▶ **TASK REQUIREMENTS**:
Return the lines below that carry the word "title".

▶ **SUPPLIED DATA**:
>> begin

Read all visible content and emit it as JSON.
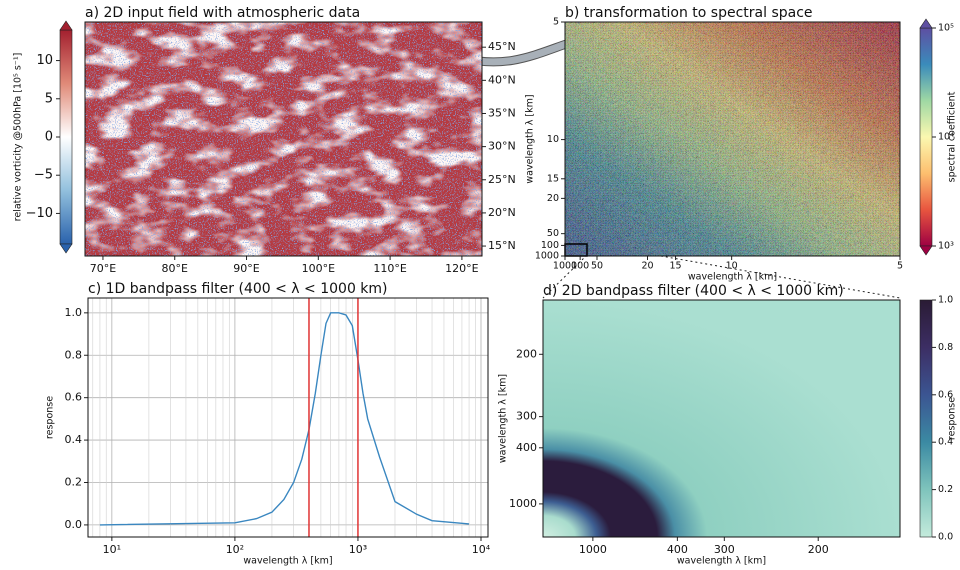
{
  "chart_data": [
    {
      "type": "map",
      "title": "a) 2D input field with atmospheric data",
      "xlim": [
        67.5,
        122.8
      ],
      "xticks": [
        {
          "value": 70,
          "label": "70°E"
        },
        {
          "value": 80,
          "label": "80°E"
        },
        {
          "value": 90,
          "label": "90°E"
        },
        {
          "value": 100,
          "label": "100°E"
        },
        {
          "value": 110,
          "label": "110°E"
        },
        {
          "value": 120,
          "label": "120°E"
        }
      ],
      "ylim": [
        13.5,
        48.8
      ],
      "yticks": [
        {
          "value": 15,
          "label": "15°N"
        },
        {
          "value": 20,
          "label": "20°N"
        },
        {
          "value": 25,
          "label": "25°N"
        },
        {
          "value": 30,
          "label": "30°N"
        },
        {
          "value": 35,
          "label": "35°N"
        },
        {
          "value": 40,
          "label": "40°N"
        },
        {
          "value": 45,
          "label": "45°N"
        }
      ],
      "colorbar": {
        "label": "relative vorticity @500hPa [10⁵ s⁻¹]",
        "lim": [
          -14,
          14
        ],
        "extend": true,
        "ticks": [
          {
            "value": -10,
            "label": "−10"
          },
          {
            "value": -5,
            "label": "−5"
          },
          0,
          5,
          10
        ],
        "colors": [
          "#2a62ac",
          "#92c0dd",
          "#ffffff",
          "#e08a78",
          "#a3202f"
        ]
      }
    },
    {
      "type": "spectrum",
      "title": "b) transformation to spectral space",
      "xlabel": "wavelength λ [km]",
      "ylabel": "wavelength λ [km]",
      "scale": "reciprocal",
      "xlim": [
        1000,
        5
      ],
      "xticks": [
        1000,
        100,
        50,
        20,
        15,
        10,
        5
      ],
      "ylim": [
        1000,
        5
      ],
      "yticks": [
        1000,
        100,
        50,
        20,
        15,
        10,
        5
      ],
      "colorbar": {
        "label": "spectral coefficient",
        "scale": "log",
        "lim": [
          1000,
          100000
        ],
        "extend": true,
        "ticks": [
          {
            "value": 1000,
            "label": "10³"
          },
          {
            "value": 10000,
            "label": "10⁴"
          },
          {
            "value": 100000,
            "label": "10⁵"
          }
        ],
        "colors": [
          "#9e0142",
          "#e8553f",
          "#fdbf6f",
          "#fbf8b0",
          "#9fd8a4",
          "#3a8bbb",
          "#5e4fa2"
        ]
      }
    },
    {
      "type": "line",
      "title": "c) 1D bandpass filter (400 < λ < 1000 km)",
      "xlabel": "wavelength λ [km]",
      "ylabel": "response",
      "xscale": "log",
      "xlim": [
        6.4,
        11400
      ],
      "xticks": [
        {
          "value": 10,
          "label": "10¹"
        },
        {
          "value": 100,
          "label": "10²"
        },
        {
          "value": 1000,
          "label": "10³"
        },
        {
          "value": 10000,
          "label": "10⁴"
        }
      ],
      "ylim": [
        -0.057,
        1.07
      ],
      "yticks": [
        {
          "value": 0,
          "label": "0.0"
        },
        {
          "value": 0.2,
          "label": "0.2"
        },
        {
          "value": 0.4,
          "label": "0.4"
        },
        {
          "value": 0.6,
          "label": "0.6"
        },
        {
          "value": 0.8,
          "label": "0.8"
        },
        {
          "value": 1,
          "label": "1.0"
        }
      ],
      "grid": true,
      "x": [
        8,
        100,
        150,
        200,
        250,
        300,
        350,
        400,
        450,
        500,
        550,
        600,
        700,
        800,
        900,
        1000,
        1100,
        1200,
        1500,
        2000,
        3000,
        4000,
        8000
      ],
      "series": [
        {
          "color": "#3a87c0",
          "values": [
            0.0,
            0.01,
            0.03,
            0.06,
            0.12,
            0.2,
            0.31,
            0.45,
            0.62,
            0.8,
            0.95,
            1.0,
            1.0,
            0.99,
            0.94,
            0.78,
            0.62,
            0.5,
            0.32,
            0.11,
            0.05,
            0.02,
            0.005
          ]
        }
      ],
      "vlines": [
        400,
        1000
      ],
      "vline_color": "#e03434"
    },
    {
      "type": "heatmap",
      "title": "d) 2D bandpass filter (400 < λ < 1000 km)",
      "xlabel": "wavelength λ [km]",
      "ylabel": "wavelength λ [km]",
      "scale": "reciprocal",
      "xlim": [
        8700,
        155
      ],
      "xticks": [
        1000,
        400,
        300,
        200
      ],
      "ylim": [
        8700,
        155
      ],
      "yticks": [
        1000,
        400,
        300,
        200
      ],
      "colorbar": {
        "label": "response",
        "lim": [
          0,
          1
        ],
        "ticks": [
          {
            "value": 0,
            "label": "0.0"
          },
          {
            "value": 0.2,
            "label": "0.2"
          },
          {
            "value": 0.4,
            "label": "0.4"
          },
          {
            "value": 0.6,
            "label": "0.6"
          },
          {
            "value": 0.8,
            "label": "0.8"
          },
          {
            "value": 1,
            "label": "1.0"
          }
        ],
        "colors": [
          "#c4ebdc",
          "#7fc4bc",
          "#3b8aa3",
          "#3b5592",
          "#3c2e64",
          "#2a1b34"
        ]
      }
    }
  ]
}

>> end

▶ **FINISHED EXERCISE**:
      "title": "a) 2D input field with atmospheric data",
      "title": "b) transformation to spectral space",
      "title": "c) 1D bandpass filter (400 < λ < 1000 km)",
      "title": "d) 2D bandpass filter (400 < λ < 1000 km)",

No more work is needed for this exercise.